### Written request
Please set down all the lines beneath this one exactly, without the pictures.

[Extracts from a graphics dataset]

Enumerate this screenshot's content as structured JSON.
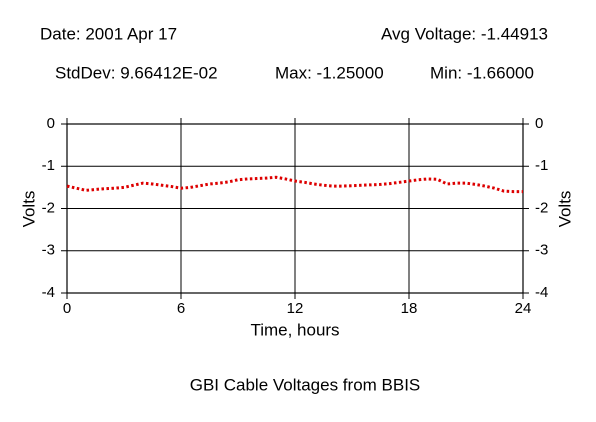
{
  "chart_data": {
    "type": "line",
    "title": "GBI Cable Voltages from BBIS",
    "annotations": [
      "Date: 2001 Apr 17",
      "Avg Voltage: -1.44913",
      "StdDev: 9.66412E-02",
      "Max: -1.25000",
      "Min: -1.66000"
    ],
    "xlabel": "Time, hours",
    "ylabel": "Volts",
    "x": [
      0,
      0.5,
      1,
      1.5,
      2,
      2.5,
      3,
      3.5,
      4,
      4.5,
      5,
      5.5,
      6,
      6.5,
      7,
      7.5,
      8,
      8.5,
      9,
      9.5,
      10,
      10.5,
      11,
      11.5,
      12,
      12.5,
      13,
      13.5,
      14,
      14.5,
      15,
      15.5,
      16,
      16.5,
      17,
      17.5,
      18,
      18.5,
      19,
      19.5,
      20,
      20.5,
      21,
      21.5,
      22,
      22.5,
      23,
      23.5,
      24
    ],
    "series": [
      {
        "name": "Volts",
        "color": "#dd0000",
        "values": [
          -1.47,
          -1.52,
          -1.57,
          -1.55,
          -1.53,
          -1.52,
          -1.5,
          -1.45,
          -1.4,
          -1.42,
          -1.45,
          -1.48,
          -1.52,
          -1.5,
          -1.46,
          -1.42,
          -1.4,
          -1.37,
          -1.32,
          -1.3,
          -1.29,
          -1.28,
          -1.26,
          -1.3,
          -1.35,
          -1.38,
          -1.42,
          -1.45,
          -1.47,
          -1.47,
          -1.46,
          -1.45,
          -1.44,
          -1.43,
          -1.41,
          -1.38,
          -1.35,
          -1.32,
          -1.3,
          -1.31,
          -1.42,
          -1.4,
          -1.4,
          -1.43,
          -1.47,
          -1.52,
          -1.59,
          -1.6,
          -1.6
        ]
      }
    ],
    "xlim": [
      0,
      24
    ],
    "xticks": [
      0,
      6,
      12,
      18,
      24
    ],
    "ylim": [
      -4,
      0
    ],
    "yticks": [
      0,
      -1,
      -2,
      -3,
      -4
    ],
    "grid": true
  }
}
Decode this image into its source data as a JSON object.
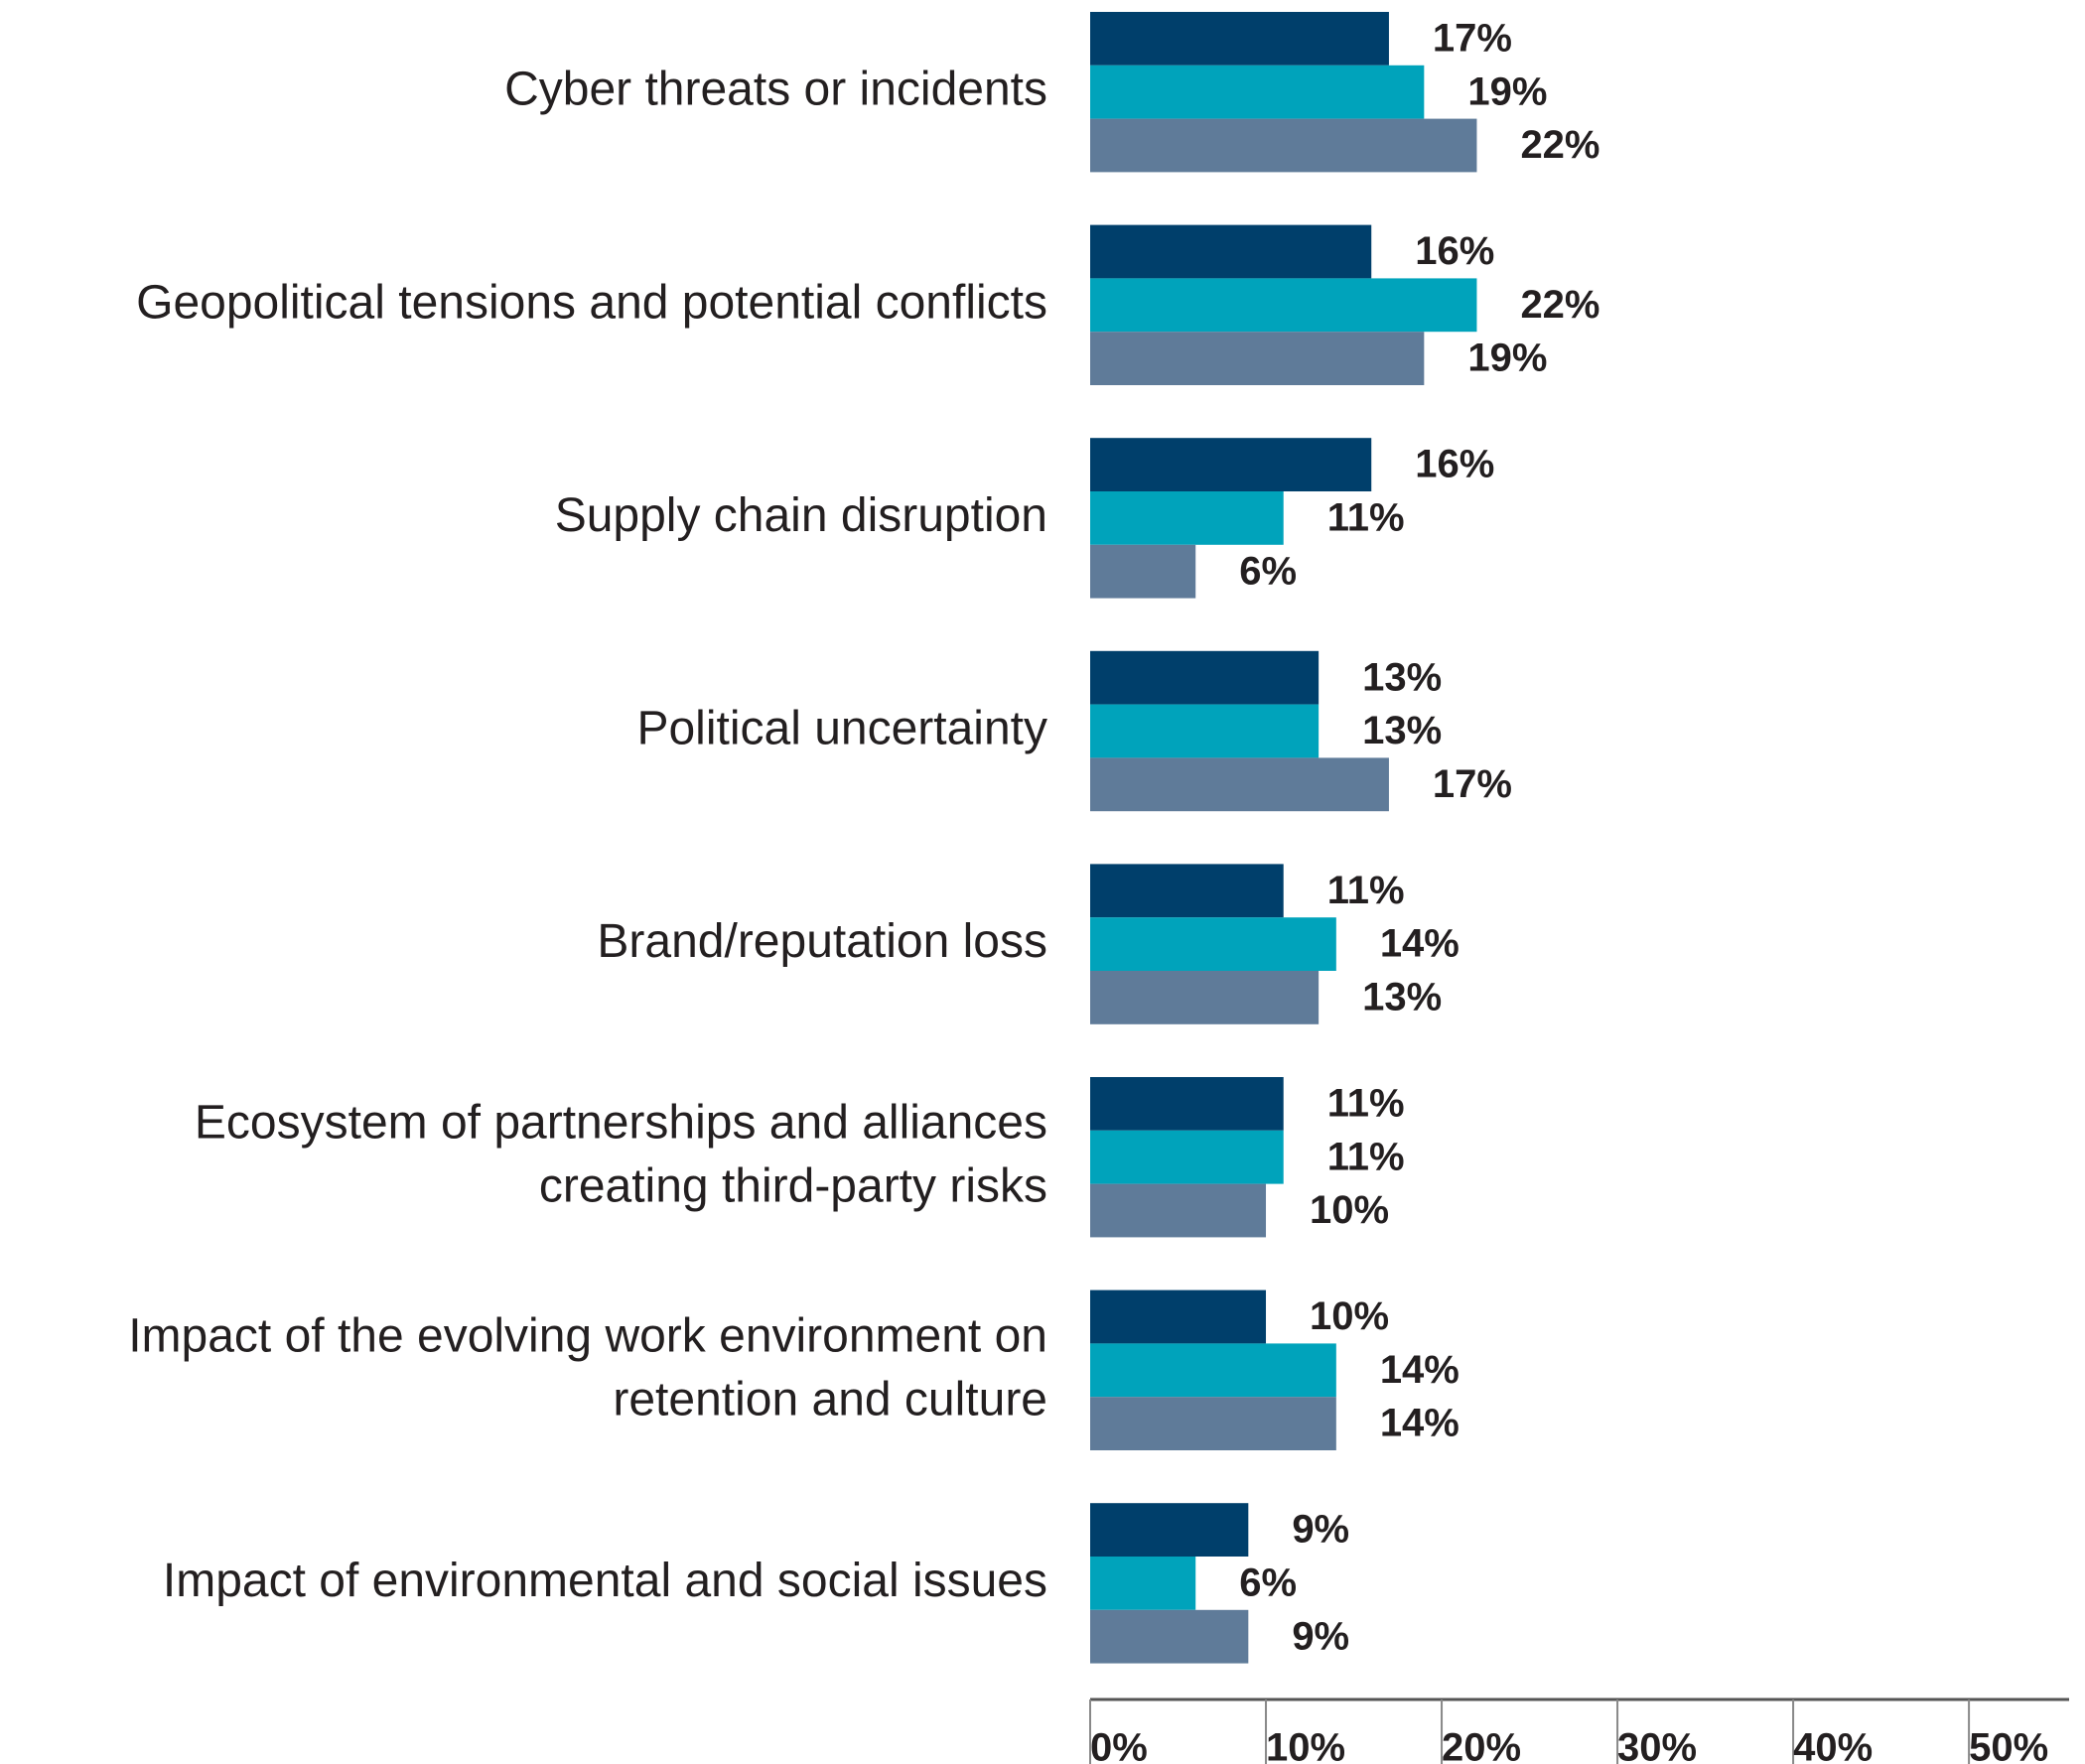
{
  "chart_data": {
    "type": "barh",
    "categories": [
      "Cyber threats or incidents",
      "Geopolitical tensions and potential conflicts",
      "Supply chain disruption",
      "Political uncertainty",
      "Brand/reputation loss",
      "Ecosystem of partnerships and alliances\ncreating third-party risks",
      "Impact of the evolving work environment on\nretention and culture",
      "Impact of environmental and social issues"
    ],
    "series": [
      {
        "color": "#003f6b",
        "values": [
          17,
          16,
          16,
          13,
          11,
          11,
          10,
          9
        ],
        "value_labels": [
          "17%",
          "16%",
          "16%",
          "13%",
          "11%",
          "11%",
          "10%",
          "9%"
        ]
      },
      {
        "color": "#00a3bb",
        "values": [
          19,
          22,
          11,
          13,
          14,
          11,
          14,
          6
        ],
        "value_labels": [
          "19%",
          "22%",
          "11%",
          "13%",
          "14%",
          "11%",
          "14%",
          "6%"
        ]
      },
      {
        "color": "#5f7b99",
        "values": [
          22,
          19,
          6,
          17,
          13,
          10,
          14,
          9
        ],
        "value_labels": [
          "22%",
          "19%",
          "6%",
          "17%",
          "13%",
          "10%",
          "14%",
          "9%"
        ]
      }
    ],
    "xlim": [
      0,
      55.7
    ],
    "xticks": [
      {
        "value": 0,
        "label": "0%"
      },
      {
        "value": 10,
        "label": "10%"
      },
      {
        "value": 20,
        "label": "20%"
      },
      {
        "value": 30,
        "label": "30%"
      },
      {
        "value": 40,
        "label": "40%"
      },
      {
        "value": 50,
        "label": "50%"
      }
    ]
  }
}
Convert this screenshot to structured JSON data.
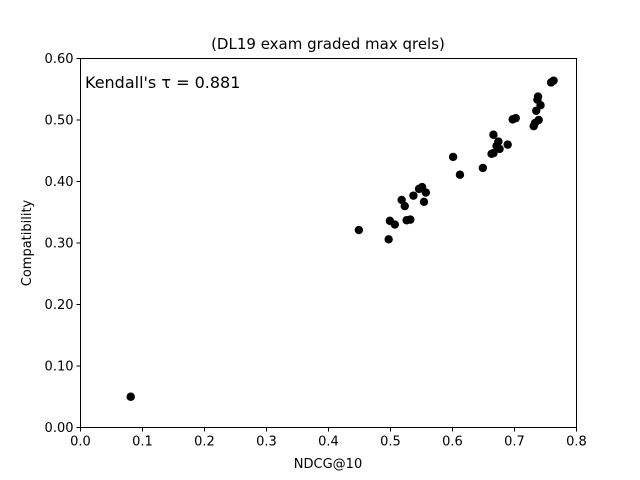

### Expected answer
Enumerate this screenshot's content as structured JSON.
{
  "chart_data": {
    "type": "line",
    "title": "GBI Cable Voltages from BBIS",
    "annotations": [
      "Date: 2001 Apr 17",
      "Avg Voltage: -1.44913",
      "StdDev: 9.66412E-02",
      "Max: -1.25000",
      "Min: -1.66000"
    ],
    "xlabel": "Time, hours",
    "ylabel": "Volts",
    "x": [
      0,
      0.5,
      1,
      1.5,
      2,
      2.5,
      3,
      3.5,
      4,
      4.5,
      5,
      5.5,
      6,
      6.5,
      7,
      7.5,
      8,
      8.5,
      9,
      9.5,
      10,
      10.5,
      11,
      11.5,
      12,
      12.5,
      13,
      13.5,
      14,
      14.5,
      15,
      15.5,
      16,
      16.5,
      17,
      17.5,
      18,
      18.5,
      19,
      19.5,
      20,
      20.5,
      21,
      21.5,
      22,
      22.5,
      23,
      23.5,
      24
    ],
    "series": [
      {
        "name": "Volts",
        "color": "#dd0000",
        "values": [
          -1.47,
          -1.52,
          -1.57,
          -1.55,
          -1.53,
          -1.52,
          -1.5,
          -1.45,
          -1.4,
          -1.42,
          -1.45,
          -1.48,
          -1.52,
          -1.5,
          -1.46,
          -1.42,
          -1.4,
          -1.37,
          -1.32,
          -1.3,
          -1.29,
          -1.28,
          -1.26,
          -1.3,
          -1.35,
          -1.38,
          -1.42,
          -1.45,
          -1.47,
          -1.47,
          -1.46,
          -1.45,
          -1.44,
          -1.43,
          -1.41,
          -1.38,
          -1.35,
          -1.32,
          -1.3,
          -1.31,
          -1.42,
          -1.4,
          -1.4,
          -1.43,
          -1.47,
          -1.52,
          -1.59,
          -1.6,
          -1.6
        ]
      }
    ],
    "xlim": [
      0,
      24
    ],
    "xticks": [
      0,
      6,
      12,
      18,
      24
    ],
    "ylim": [
      -4,
      0
    ],
    "yticks": [
      0,
      -1,
      -2,
      -3,
      -4
    ],
    "grid": true
  }
}
Decode this image into its source data as a JSON object.
{
  "chart_data": {
    "type": "barh",
    "categories": [
      "Cyber threats or incidents",
      "Geopolitical tensions and potential conflicts",
      "Supply chain disruption",
      "Political uncertainty",
      "Brand/reputation loss",
      "Ecosystem of partnerships and alliances\ncreating third-party risks",
      "Impact of the evolving work environment on\nretention and culture",
      "Impact of environmental and social issues"
    ],
    "series": [
      {
        "color": "#003f6b",
        "values": [
          17,
          16,
          16,
          13,
          11,
          11,
          10,
          9
        ],
        "value_labels": [
          "17%",
          "16%",
          "16%",
          "13%",
          "11%",
          "11%",
          "10%",
          "9%"
        ]
      },
      {
        "color": "#00a3bb",
        "values": [
          19,
          22,
          11,
          13,
          14,
          11,
          14,
          6
        ],
        "value_labels": [
          "19%",
          "22%",
          "11%",
          "13%",
          "14%",
          "11%",
          "14%",
          "6%"
        ]
      },
      {
        "color": "#5f7b99",
        "values": [
          22,
          19,
          6,
          17,
          13,
          10,
          14,
          9
        ],
        "value_labels": [
          "22%",
          "19%",
          "6%",
          "17%",
          "13%",
          "10%",
          "14%",
          "9%"
        ]
      }
    ],
    "xlim": [
      0,
      55.7
    ],
    "xticks": [
      {
        "value": 0,
        "label": "0%"
      },
      {
        "value": 10,
        "label": "10%"
      },
      {
        "value": 20,
        "label": "20%"
      },
      {
        "value": 30,
        "label": "30%"
      },
      {
        "value": 40,
        "label": "40%"
      },
      {
        "value": 50,
        "label": "50%"
      }
    ]
  }
}
Convert this screenshot to structured JSON data.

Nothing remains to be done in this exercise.